» TASK STATEMENT
Please answer these questions from the Cowboy Bob passage.
(a) Who went on the fishing trip to Colorado besides the writer?
(b) How many years have the writer and Bob known each other?
(c) Which department at Wall Drug Store was the writer assigned to?

*** DOCUMENT SEGMENT

Recently I mentioned to a friend of mine that I’d just returned from a fishing trip to Colorado with my oldest boy, Bren, and another friend, Cowboy Bob.
“You have a friend called Cowboy Bob?” she said. “That’s so cool!”
It is cool, but he’s not actually called Cowboy Bob – leastwise, not by anyone but me and my kids, on occasion. In fact, I just learned a little more than a week ago that he wasn’t entirely enamored of that handle when I used it the first time (and considering we’ve known each other 13 years now, that’s saying something).
I also learned, during the course of this trip, that he wasn’t entirely taken with the notion of meeting me at all. I’d taken a summer job at the world-famous Wall Drug Store after my second year of college – I was assigned to the western boot department (with occasional stints in moccassins; two products about which I knew very little) and worked next-door to Bob’s wife, Cindy, in western wear. We got along pretty well, and apparently she told Bob there was this Yale student working in town that he should meet.
In as close as I can recall to Bob’s own words, here’s what went through his mind at the time: “Yeah, that’s exactly what I need to do: meet some snotty rich kid who thought it’d be a kick to spend a summer in South Dakota.”

******
*** LISTED RECORDS

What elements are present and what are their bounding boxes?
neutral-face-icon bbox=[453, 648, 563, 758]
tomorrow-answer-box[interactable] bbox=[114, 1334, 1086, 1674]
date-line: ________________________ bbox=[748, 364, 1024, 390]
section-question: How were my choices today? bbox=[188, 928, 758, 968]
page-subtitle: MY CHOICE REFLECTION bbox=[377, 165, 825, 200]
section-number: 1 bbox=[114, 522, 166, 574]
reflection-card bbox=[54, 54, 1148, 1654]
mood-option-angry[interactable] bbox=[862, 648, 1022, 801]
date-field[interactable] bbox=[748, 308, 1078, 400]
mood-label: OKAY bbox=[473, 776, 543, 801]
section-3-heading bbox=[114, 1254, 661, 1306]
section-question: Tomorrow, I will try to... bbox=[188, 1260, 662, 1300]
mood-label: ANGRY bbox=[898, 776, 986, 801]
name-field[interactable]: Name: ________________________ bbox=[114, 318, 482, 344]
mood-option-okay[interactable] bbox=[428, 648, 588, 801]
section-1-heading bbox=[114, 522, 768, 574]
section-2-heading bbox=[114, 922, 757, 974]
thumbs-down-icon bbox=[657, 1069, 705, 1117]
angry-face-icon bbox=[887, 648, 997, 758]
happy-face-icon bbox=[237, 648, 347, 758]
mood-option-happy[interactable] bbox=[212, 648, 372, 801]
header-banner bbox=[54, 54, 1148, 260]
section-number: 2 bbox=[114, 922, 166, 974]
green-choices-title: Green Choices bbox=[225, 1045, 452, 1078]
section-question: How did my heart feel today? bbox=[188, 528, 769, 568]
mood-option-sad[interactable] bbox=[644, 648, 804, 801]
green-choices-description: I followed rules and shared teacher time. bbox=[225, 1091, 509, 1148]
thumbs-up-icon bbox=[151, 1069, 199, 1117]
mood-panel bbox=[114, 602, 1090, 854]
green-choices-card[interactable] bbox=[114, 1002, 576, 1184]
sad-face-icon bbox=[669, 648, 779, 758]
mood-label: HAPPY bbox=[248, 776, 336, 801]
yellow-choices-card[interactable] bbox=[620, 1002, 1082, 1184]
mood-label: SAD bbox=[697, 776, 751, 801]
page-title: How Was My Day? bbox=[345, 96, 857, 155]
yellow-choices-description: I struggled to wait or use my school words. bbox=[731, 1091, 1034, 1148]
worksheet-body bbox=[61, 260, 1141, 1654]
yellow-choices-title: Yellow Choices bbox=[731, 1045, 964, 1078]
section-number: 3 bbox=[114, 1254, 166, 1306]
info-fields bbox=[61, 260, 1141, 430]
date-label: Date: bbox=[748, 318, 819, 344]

******

» WRITTEN SOLUTION
(a) The writer's oldest boy, Bren, and Cowboy Bob.
(b) 13 years.
(c) The western boot department.